- [Goal of the exercise] Reproduce each line of the material precisely.

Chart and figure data
────────────────────────────────────────
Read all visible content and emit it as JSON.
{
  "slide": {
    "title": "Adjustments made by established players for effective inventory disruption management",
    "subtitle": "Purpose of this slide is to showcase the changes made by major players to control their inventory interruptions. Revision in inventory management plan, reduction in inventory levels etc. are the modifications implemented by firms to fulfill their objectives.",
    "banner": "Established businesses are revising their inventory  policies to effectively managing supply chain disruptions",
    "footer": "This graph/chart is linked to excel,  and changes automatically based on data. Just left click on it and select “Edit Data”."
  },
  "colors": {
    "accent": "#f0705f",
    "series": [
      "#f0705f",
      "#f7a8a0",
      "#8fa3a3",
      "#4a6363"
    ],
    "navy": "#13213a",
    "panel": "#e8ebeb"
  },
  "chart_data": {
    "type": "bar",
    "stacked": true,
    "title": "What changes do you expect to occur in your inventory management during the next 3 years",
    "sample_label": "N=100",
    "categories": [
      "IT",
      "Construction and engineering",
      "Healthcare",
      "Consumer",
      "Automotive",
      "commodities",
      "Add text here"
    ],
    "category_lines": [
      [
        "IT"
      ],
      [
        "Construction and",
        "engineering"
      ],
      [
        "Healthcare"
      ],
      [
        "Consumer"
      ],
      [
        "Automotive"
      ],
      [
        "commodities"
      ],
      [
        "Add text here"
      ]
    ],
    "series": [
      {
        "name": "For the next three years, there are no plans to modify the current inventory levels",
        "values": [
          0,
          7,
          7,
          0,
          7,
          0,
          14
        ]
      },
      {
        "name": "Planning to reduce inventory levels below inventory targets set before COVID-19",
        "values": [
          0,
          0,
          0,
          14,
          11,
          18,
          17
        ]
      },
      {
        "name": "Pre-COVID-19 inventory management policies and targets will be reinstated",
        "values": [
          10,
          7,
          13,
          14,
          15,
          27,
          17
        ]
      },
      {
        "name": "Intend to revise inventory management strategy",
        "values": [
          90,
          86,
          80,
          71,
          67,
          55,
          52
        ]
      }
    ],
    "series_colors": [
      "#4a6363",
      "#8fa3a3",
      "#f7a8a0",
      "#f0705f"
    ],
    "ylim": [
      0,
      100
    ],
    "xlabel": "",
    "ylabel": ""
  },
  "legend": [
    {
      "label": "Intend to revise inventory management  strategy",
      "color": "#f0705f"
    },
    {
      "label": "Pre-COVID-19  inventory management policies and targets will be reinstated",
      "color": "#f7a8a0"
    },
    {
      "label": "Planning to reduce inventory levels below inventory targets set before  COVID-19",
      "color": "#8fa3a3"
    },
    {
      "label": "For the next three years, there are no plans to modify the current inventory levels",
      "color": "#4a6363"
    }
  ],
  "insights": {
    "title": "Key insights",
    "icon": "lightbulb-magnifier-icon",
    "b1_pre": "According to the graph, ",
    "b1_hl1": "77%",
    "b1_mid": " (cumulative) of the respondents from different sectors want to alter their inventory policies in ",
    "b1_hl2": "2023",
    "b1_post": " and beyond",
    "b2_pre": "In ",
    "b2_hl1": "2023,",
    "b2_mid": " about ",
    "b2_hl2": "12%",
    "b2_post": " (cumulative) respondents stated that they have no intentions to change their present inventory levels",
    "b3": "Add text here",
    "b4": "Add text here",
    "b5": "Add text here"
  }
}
────────────────────────────────────────
- [Right answer]
Read all visible content and emit it as JSON.
{
  "slide": {
    "title": "Adjustments made by established players for effective inventory disruption management",
    "subtitle": "Purpose of this slide is to showcase the changes made by major players to control their inventory interruptions. Revision in inventory management plan, reduction in inventory levels etc. are the modifications implemented by firms to fulfill their objectives.",
    "banner": "Established businesses are revising their inventory  policies to effectively managing supply chain disruptions",
    "footer": "This graph/chart is linked to excel,  and changes automatically based on data. Just left click on it and select “Edit Data”."
  },
  "colors": {
    "accent": "#f0705f",
    "series": [
      "#f0705f",
      "#f7a8a0",
      "#8fa3a3",
      "#4a6363"
    ],
    "navy": "#13213a",
    "panel": "#e8ebeb"
  },
  "chart_data": {
    "type": "bar",
    "stacked": true,
    "title": "What changes do you expect to occur in your inventory management during the next 3 years",
    "sample_label": "N=100",
    "categories": [
      "IT",
      "Construction and engineering",
      "Healthcare",
      "Consumer",
      "Automotive",
      "commodities",
      "Add text here"
    ],
    "category_lines": [
      [
        "IT"
      ],
      [
        "Construction and",
        "engineering"
      ],
      [
        "Healthcare"
      ],
      [
        "Consumer"
      ],
      [
        "Automotive"
      ],
      [
        "commodities"
      ],
      [
        "Add text here"
      ]
    ],
    "series": [
      {
        "name": "For the next three years, there are no plans to modify the current inventory levels",
        "values": [
          0,
          7,
          7,
          0,
          7,
          0,
          14
        ]
      },
      {
        "name": "Planning to reduce inventory levels below inventory targets set before COVID-19",
        "values": [
          0,
          0,
          0,
          14,
          11,
          18,
          17
        ]
      },
      {
        "name": "Pre-COVID-19 inventory management policies and targets will be reinstated",
        "values": [
          10,
          7,
          13,
          14,
          15,
          27,
          17
        ]
      },
      {
        "name": "Intend to revise inventory management strategy",
        "values": [
          90,
          86,
          80,
          71,
          67,
          55,
          52
        ]
      }
    ],
    "series_colors": [
      "#4a6363",
      "#8fa3a3",
      "#f7a8a0",
      "#f0705f"
    ],
    "ylim": [
      0,
      100
    ],
    "xlabel": "",
    "ylabel": ""
  },
  "legend": [
    {
      "label": "Intend to revise inventory management  strategy",
      "color": "#f0705f"
    },
    {
      "label": "Pre-COVID-19  inventory management policies and targets will be reinstated",
      "color": "#f7a8a0"
    },
    {
      "label": "Planning to reduce inventory levels below inventory targets set before  COVID-19",
      "color": "#8fa3a3"
    },
    {
      "label": "For the next three years, there are no plans to modify the current inventory levels",
      "color": "#4a6363"
    }
  ],
  "insights": {
    "title": "Key insights",
    "icon": "lightbulb-magnifier-icon",
    "b1_pre": "According to the graph, ",
    "b1_hl1": "77%",
    "b1_mid": " (cumulative) of the respondents from different sectors want to alter their inventory policies in ",
    "b1_hl2": "2023",
    "b1_post": " and beyond",
    "b2_pre": "In ",
    "b2_hl1": "2023,",
    "b2_mid": " about ",
    "b2_hl2": "12%",
    "b2_post": " (cumulative) respondents stated that they have no intentions to change their present inventory levels",
    "b3": "Add text here",
    "b4": "Add text here",
    "b5": "Add text here"
  }
}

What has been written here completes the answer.